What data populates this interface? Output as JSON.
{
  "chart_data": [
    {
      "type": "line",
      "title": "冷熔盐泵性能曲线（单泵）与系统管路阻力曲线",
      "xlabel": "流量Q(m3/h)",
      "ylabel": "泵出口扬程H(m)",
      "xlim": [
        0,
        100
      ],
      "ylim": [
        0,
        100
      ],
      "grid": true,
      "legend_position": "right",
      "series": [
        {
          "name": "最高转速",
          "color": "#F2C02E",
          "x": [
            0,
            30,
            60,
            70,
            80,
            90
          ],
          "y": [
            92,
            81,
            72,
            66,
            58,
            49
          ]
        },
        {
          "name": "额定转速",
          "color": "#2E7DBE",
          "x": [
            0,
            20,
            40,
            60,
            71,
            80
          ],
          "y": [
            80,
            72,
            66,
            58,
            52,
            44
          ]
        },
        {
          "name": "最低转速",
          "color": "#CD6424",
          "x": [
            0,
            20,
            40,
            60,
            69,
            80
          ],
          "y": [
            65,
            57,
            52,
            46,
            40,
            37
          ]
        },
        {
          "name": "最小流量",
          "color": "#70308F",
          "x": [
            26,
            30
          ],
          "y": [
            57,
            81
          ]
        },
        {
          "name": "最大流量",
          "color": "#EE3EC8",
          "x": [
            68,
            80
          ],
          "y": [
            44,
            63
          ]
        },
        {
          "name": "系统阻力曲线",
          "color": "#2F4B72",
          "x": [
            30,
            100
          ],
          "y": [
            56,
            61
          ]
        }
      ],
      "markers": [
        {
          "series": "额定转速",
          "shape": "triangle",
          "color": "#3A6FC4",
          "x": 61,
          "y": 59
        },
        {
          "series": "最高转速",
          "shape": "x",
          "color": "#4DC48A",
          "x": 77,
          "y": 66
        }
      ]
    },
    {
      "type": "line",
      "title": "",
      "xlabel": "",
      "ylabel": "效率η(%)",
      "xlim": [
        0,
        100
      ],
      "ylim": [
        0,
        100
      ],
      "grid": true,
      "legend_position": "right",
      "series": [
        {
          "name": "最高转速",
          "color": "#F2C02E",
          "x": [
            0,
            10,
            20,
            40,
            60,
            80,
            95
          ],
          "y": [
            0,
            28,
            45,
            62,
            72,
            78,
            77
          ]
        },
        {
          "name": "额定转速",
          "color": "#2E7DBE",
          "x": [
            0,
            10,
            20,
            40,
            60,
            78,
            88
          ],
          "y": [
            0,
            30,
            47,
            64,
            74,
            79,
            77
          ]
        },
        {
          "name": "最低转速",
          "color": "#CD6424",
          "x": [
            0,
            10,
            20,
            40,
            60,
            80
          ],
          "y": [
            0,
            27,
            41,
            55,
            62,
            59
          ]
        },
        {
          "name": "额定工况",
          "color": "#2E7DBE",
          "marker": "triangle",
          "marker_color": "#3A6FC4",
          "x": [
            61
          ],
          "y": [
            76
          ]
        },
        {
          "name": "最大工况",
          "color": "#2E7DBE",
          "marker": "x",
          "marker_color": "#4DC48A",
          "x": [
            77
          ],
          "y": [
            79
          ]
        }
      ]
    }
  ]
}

Exercise directions
Your task is to retype all of the records exactly.

Solution below
What data populates this interface? Output as JSON.
{
  "chart_data": [
    {
      "type": "line",
      "title": "冷熔盐泵性能曲线（单泵）与系统管路阻力曲线",
      "xlabel": "流量Q(m3/h)",
      "ylabel": "泵出口扬程H(m)",
      "xlim": [
        0,
        100
      ],
      "ylim": [
        0,
        100
      ],
      "grid": true,
      "legend_position": "right",
      "series": [
        {
          "name": "最高转速",
          "color": "#F2C02E",
          "x": [
            0,
            30,
            60,
            70,
            80,
            90
          ],
          "y": [
            92,
            81,
            72,
            66,
            58,
            49
          ]
        },
        {
          "name": "额定转速",
          "color": "#2E7DBE",
          "x": [
            0,
            20,
            40,
            60,
            71,
            80
          ],
          "y": [
            80,
            72,
            66,
            58,
            52,
            44
          ]
        },
        {
          "name": "最低转速",
          "color": "#CD6424",
          "x": [
            0,
            20,
            40,
            60,
            69,
            80
          ],
          "y": [
            65,
            57,
            52,
            46,
            40,
            37
          ]
        },
        {
          "name": "最小流量",
          "color": "#70308F",
          "x": [
            26,
            30
          ],
          "y": [
            57,
            81
          ]
        },
        {
          "name": "最大流量",
          "color": "#EE3EC8",
          "x": [
            68,
            80
          ],
          "y": [
            44,
            63
          ]
        },
        {
          "name": "系统阻力曲线",
          "color": "#2F4B72",
          "x": [
            30,
            100
          ],
          "y": [
            56,
            61
          ]
        }
      ],
      "markers": [
        {
          "series": "额定转速",
          "shape": "triangle",
          "color": "#3A6FC4",
          "x": 61,
          "y": 59
        },
        {
          "series": "最高转速",
          "shape": "x",
          "color": "#4DC48A",
          "x": 77,
          "y": 66
        }
      ]
    },
    {
      "type": "line",
      "title": "",
      "xlabel": "",
      "ylabel": "效率η(%)",
      "xlim": [
        0,
        100
      ],
      "ylim": [
        0,
        100
      ],
      "grid": true,
      "legend_position": "right",
      "series": [
        {
          "name": "最高转速",
          "color": "#F2C02E",
          "x": [
            0,
            10,
            20,
            40,
            60,
            80,
            95
          ],
          "y": [
            0,
            28,
            45,
            62,
            72,
            78,
            77
          ]
        },
        {
          "name": "额定转速",
          "color": "#2E7DBE",
          "x": [
            0,
            10,
            20,
            40,
            60,
            78,
            88
          ],
          "y": [
            0,
            30,
            47,
            64,
            74,
            79,
            77
          ]
        },
        {
          "name": "最低转速",
          "color": "#CD6424",
          "x": [
            0,
            10,
            20,
            40,
            60,
            80
          ],
          "y": [
            0,
            27,
            41,
            55,
            62,
            59
          ]
        },
        {
          "name": "额定工况",
          "color": "#2E7DBE",
          "marker": "triangle",
          "marker_color": "#3A6FC4",
          "x": [
            61
          ],
          "y": [
            76
          ]
        },
        {
          "name": "最大工况",
          "color": "#2E7DBE",
          "marker": "x",
          "marker_color": "#4DC48A",
          "x": [
            77
          ],
          "y": [
            79
          ]
        }
      ]
    }
  ]
}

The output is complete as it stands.